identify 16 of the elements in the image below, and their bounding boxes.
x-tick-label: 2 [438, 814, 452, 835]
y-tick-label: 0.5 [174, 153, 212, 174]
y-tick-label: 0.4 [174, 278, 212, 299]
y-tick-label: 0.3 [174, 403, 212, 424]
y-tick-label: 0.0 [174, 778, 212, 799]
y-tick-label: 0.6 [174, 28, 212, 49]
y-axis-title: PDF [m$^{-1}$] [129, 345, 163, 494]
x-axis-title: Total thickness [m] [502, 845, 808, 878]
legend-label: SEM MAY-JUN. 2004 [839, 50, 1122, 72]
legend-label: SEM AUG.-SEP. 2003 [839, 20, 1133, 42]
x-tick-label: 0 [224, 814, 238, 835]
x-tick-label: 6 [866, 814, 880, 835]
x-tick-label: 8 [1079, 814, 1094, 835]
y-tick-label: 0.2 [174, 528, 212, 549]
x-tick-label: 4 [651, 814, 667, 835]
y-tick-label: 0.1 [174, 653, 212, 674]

---

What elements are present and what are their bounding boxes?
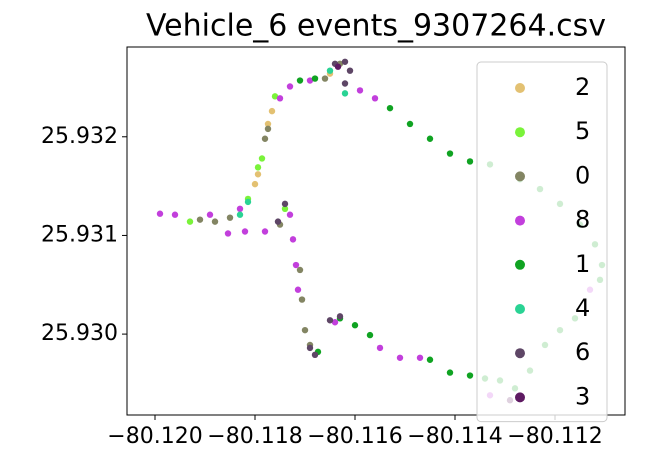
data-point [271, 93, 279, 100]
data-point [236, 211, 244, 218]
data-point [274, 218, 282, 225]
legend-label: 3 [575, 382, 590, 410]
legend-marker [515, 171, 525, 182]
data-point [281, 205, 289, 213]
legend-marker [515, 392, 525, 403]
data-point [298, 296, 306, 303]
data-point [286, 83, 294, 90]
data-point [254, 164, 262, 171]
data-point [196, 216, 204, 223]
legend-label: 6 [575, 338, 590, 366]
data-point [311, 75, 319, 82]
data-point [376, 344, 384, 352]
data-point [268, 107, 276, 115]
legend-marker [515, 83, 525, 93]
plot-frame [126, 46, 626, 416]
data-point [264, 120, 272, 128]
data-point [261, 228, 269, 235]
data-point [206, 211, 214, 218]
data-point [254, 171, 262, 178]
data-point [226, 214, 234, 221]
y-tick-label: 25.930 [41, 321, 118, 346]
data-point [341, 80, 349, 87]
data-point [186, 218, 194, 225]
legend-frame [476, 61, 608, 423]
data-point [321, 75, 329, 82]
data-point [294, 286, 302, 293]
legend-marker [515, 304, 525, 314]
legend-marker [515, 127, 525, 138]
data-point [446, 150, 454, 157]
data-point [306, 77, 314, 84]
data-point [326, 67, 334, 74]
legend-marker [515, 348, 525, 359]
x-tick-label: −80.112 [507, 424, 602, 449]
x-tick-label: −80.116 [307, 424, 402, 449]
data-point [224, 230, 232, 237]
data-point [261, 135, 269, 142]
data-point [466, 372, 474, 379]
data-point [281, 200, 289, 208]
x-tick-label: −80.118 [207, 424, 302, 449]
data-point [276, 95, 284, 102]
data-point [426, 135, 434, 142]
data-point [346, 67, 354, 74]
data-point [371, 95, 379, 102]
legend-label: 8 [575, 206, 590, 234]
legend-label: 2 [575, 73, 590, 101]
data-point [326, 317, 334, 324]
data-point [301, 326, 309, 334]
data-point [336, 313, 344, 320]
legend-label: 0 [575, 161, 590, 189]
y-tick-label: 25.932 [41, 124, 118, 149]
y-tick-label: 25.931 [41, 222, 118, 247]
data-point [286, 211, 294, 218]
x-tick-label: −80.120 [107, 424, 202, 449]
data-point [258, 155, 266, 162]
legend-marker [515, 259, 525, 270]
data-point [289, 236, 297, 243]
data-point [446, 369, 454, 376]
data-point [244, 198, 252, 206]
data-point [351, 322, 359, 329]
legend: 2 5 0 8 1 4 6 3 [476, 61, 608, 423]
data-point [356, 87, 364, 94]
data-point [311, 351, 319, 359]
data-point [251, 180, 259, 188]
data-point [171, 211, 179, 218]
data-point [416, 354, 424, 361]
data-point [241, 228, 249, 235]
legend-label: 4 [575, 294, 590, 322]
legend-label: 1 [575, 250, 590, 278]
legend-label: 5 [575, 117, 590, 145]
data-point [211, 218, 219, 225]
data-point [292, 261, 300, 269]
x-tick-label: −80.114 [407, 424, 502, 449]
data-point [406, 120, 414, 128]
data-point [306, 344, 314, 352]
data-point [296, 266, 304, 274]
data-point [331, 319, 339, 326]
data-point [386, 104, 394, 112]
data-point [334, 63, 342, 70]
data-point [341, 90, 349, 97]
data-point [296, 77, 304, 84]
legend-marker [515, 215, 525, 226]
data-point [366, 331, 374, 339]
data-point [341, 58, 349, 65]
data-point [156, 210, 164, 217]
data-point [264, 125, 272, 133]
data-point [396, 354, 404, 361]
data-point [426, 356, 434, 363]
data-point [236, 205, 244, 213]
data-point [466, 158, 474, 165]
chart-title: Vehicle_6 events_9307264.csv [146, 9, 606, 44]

EXERCISE OBJECTIVE:
Express the records above as a numbered list, beginning at the line that contains "data-point [271, 93, 279, 100]" and ending after the line that contains "legend-label: 6 [575, 338, 590, 366]", with any blank lines omitted.

TASK RESPONSE:
1. data-point [271, 93, 279, 100]
2. data-point [236, 211, 244, 218]
3. data-point [274, 218, 282, 225]
4. legend-label: 3 [575, 382, 590, 410]
5. legend-marker [515, 171, 525, 182]
6. data-point [281, 205, 289, 213]
7. legend-marker [515, 392, 525, 403]
8. data-point [298, 296, 306, 303]
9. data-point [286, 83, 294, 90]
10. data-point [254, 164, 262, 171]
11. data-point [196, 216, 204, 223]
12. legend-label: 6 [575, 338, 590, 366]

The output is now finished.